#### THE REQUEST:
Repeat the records below exactly, leaving out every picture.

Dataset excerpts:

-- START --

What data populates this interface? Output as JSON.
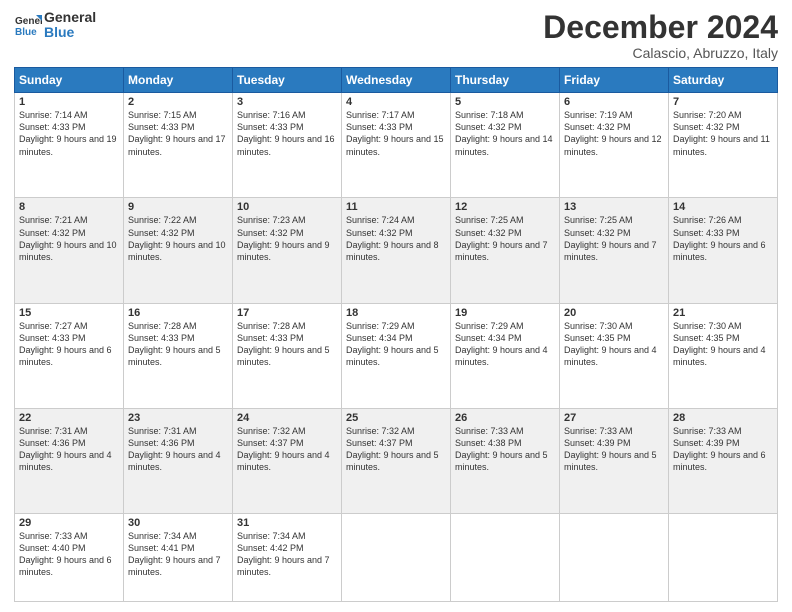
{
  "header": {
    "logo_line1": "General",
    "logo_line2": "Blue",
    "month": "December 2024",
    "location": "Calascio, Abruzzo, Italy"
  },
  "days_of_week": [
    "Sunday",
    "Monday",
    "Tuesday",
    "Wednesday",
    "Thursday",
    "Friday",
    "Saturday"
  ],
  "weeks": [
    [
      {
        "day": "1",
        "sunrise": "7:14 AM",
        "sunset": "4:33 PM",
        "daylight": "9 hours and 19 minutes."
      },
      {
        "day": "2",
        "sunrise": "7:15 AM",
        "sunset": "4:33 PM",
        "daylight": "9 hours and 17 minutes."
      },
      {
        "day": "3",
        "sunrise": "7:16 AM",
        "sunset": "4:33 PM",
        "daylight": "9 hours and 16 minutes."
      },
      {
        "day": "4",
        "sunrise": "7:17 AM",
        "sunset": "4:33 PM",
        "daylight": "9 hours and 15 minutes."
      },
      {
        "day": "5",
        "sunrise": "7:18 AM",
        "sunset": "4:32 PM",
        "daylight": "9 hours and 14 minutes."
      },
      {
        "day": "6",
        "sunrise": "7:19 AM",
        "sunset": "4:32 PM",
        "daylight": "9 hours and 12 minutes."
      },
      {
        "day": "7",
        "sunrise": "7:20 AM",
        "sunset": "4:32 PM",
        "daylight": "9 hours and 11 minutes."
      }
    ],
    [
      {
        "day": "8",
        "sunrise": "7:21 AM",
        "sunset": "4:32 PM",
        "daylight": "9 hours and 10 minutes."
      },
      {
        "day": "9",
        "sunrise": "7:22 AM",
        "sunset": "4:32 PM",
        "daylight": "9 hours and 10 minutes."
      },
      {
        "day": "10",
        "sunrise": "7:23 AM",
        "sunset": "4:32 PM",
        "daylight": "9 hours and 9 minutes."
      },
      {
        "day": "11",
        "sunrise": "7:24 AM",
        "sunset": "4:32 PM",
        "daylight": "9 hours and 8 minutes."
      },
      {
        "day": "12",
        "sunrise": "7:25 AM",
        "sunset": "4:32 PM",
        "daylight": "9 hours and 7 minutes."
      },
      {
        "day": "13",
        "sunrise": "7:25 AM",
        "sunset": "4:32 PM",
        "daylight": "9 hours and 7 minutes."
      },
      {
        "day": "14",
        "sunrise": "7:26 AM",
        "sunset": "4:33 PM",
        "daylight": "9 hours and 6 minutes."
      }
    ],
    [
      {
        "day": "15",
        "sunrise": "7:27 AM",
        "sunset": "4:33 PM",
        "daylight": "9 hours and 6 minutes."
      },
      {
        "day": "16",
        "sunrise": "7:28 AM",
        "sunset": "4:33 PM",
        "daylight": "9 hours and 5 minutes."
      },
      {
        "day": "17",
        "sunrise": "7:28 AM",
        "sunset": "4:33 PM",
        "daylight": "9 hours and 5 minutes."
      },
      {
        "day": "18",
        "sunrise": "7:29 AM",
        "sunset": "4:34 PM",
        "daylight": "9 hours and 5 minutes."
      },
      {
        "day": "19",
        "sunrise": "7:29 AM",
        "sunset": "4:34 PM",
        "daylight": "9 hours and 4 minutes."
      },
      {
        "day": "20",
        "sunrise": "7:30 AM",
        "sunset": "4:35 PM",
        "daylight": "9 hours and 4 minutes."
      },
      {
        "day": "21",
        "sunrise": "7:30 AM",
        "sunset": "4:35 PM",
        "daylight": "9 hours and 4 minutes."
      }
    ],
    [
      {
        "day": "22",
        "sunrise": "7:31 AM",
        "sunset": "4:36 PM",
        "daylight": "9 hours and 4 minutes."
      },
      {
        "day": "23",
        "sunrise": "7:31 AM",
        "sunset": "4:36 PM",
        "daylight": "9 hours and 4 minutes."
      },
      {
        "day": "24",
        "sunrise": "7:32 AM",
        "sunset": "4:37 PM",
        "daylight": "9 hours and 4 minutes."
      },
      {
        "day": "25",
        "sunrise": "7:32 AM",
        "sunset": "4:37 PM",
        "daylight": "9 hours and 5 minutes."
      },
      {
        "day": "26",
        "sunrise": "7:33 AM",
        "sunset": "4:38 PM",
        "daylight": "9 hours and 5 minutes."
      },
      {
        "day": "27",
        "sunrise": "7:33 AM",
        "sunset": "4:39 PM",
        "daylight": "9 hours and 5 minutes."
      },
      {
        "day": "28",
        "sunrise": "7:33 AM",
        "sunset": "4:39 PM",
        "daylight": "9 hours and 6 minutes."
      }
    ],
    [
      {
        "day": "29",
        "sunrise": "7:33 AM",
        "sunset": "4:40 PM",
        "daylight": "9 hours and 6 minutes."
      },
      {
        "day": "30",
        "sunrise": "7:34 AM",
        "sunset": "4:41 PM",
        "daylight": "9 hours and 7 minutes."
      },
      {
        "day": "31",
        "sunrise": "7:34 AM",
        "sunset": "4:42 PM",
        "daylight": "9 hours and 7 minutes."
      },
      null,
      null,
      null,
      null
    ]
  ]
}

-- END --

#### RESPONSE TO THIS TASK:
What data populates this interface? Output as JSON.
{
  "header": {
    "logo_line1": "General",
    "logo_line2": "Blue",
    "month": "December 2024",
    "location": "Calascio, Abruzzo, Italy"
  },
  "days_of_week": [
    "Sunday",
    "Monday",
    "Tuesday",
    "Wednesday",
    "Thursday",
    "Friday",
    "Saturday"
  ],
  "weeks": [
    [
      {
        "day": "1",
        "sunrise": "7:14 AM",
        "sunset": "4:33 PM",
        "daylight": "9 hours and 19 minutes."
      },
      {
        "day": "2",
        "sunrise": "7:15 AM",
        "sunset": "4:33 PM",
        "daylight": "9 hours and 17 minutes."
      },
      {
        "day": "3",
        "sunrise": "7:16 AM",
        "sunset": "4:33 PM",
        "daylight": "9 hours and 16 minutes."
      },
      {
        "day": "4",
        "sunrise": "7:17 AM",
        "sunset": "4:33 PM",
        "daylight": "9 hours and 15 minutes."
      },
      {
        "day": "5",
        "sunrise": "7:18 AM",
        "sunset": "4:32 PM",
        "daylight": "9 hours and 14 minutes."
      },
      {
        "day": "6",
        "sunrise": "7:19 AM",
        "sunset": "4:32 PM",
        "daylight": "9 hours and 12 minutes."
      },
      {
        "day": "7",
        "sunrise": "7:20 AM",
        "sunset": "4:32 PM",
        "daylight": "9 hours and 11 minutes."
      }
    ],
    [
      {
        "day": "8",
        "sunrise": "7:21 AM",
        "sunset": "4:32 PM",
        "daylight": "9 hours and 10 minutes."
      },
      {
        "day": "9",
        "sunrise": "7:22 AM",
        "sunset": "4:32 PM",
        "daylight": "9 hours and 10 minutes."
      },
      {
        "day": "10",
        "sunrise": "7:23 AM",
        "sunset": "4:32 PM",
        "daylight": "9 hours and 9 minutes."
      },
      {
        "day": "11",
        "sunrise": "7:24 AM",
        "sunset": "4:32 PM",
        "daylight": "9 hours and 8 minutes."
      },
      {
        "day": "12",
        "sunrise": "7:25 AM",
        "sunset": "4:32 PM",
        "daylight": "9 hours and 7 minutes."
      },
      {
        "day": "13",
        "sunrise": "7:25 AM",
        "sunset": "4:32 PM",
        "daylight": "9 hours and 7 minutes."
      },
      {
        "day": "14",
        "sunrise": "7:26 AM",
        "sunset": "4:33 PM",
        "daylight": "9 hours and 6 minutes."
      }
    ],
    [
      {
        "day": "15",
        "sunrise": "7:27 AM",
        "sunset": "4:33 PM",
        "daylight": "9 hours and 6 minutes."
      },
      {
        "day": "16",
        "sunrise": "7:28 AM",
        "sunset": "4:33 PM",
        "daylight": "9 hours and 5 minutes."
      },
      {
        "day": "17",
        "sunrise": "7:28 AM",
        "sunset": "4:33 PM",
        "daylight": "9 hours and 5 minutes."
      },
      {
        "day": "18",
        "sunrise": "7:29 AM",
        "sunset": "4:34 PM",
        "daylight": "9 hours and 5 minutes."
      },
      {
        "day": "19",
        "sunrise": "7:29 AM",
        "sunset": "4:34 PM",
        "daylight": "9 hours and 4 minutes."
      },
      {
        "day": "20",
        "sunrise": "7:30 AM",
        "sunset": "4:35 PM",
        "daylight": "9 hours and 4 minutes."
      },
      {
        "day": "21",
        "sunrise": "7:30 AM",
        "sunset": "4:35 PM",
        "daylight": "9 hours and 4 minutes."
      }
    ],
    [
      {
        "day": "22",
        "sunrise": "7:31 AM",
        "sunset": "4:36 PM",
        "daylight": "9 hours and 4 minutes."
      },
      {
        "day": "23",
        "sunrise": "7:31 AM",
        "sunset": "4:36 PM",
        "daylight": "9 hours and 4 minutes."
      },
      {
        "day": "24",
        "sunrise": "7:32 AM",
        "sunset": "4:37 PM",
        "daylight": "9 hours and 4 minutes."
      },
      {
        "day": "25",
        "sunrise": "7:32 AM",
        "sunset": "4:37 PM",
        "daylight": "9 hours and 5 minutes."
      },
      {
        "day": "26",
        "sunrise": "7:33 AM",
        "sunset": "4:38 PM",
        "daylight": "9 hours and 5 minutes."
      },
      {
        "day": "27",
        "sunrise": "7:33 AM",
        "sunset": "4:39 PM",
        "daylight": "9 hours and 5 minutes."
      },
      {
        "day": "28",
        "sunrise": "7:33 AM",
        "sunset": "4:39 PM",
        "daylight": "9 hours and 6 minutes."
      }
    ],
    [
      {
        "day": "29",
        "sunrise": "7:33 AM",
        "sunset": "4:40 PM",
        "daylight": "9 hours and 6 minutes."
      },
      {
        "day": "30",
        "sunrise": "7:34 AM",
        "sunset": "4:41 PM",
        "daylight": "9 hours and 7 minutes."
      },
      {
        "day": "31",
        "sunrise": "7:34 AM",
        "sunset": "4:42 PM",
        "daylight": "9 hours and 7 minutes."
      },
      null,
      null,
      null,
      null
    ]
  ]
}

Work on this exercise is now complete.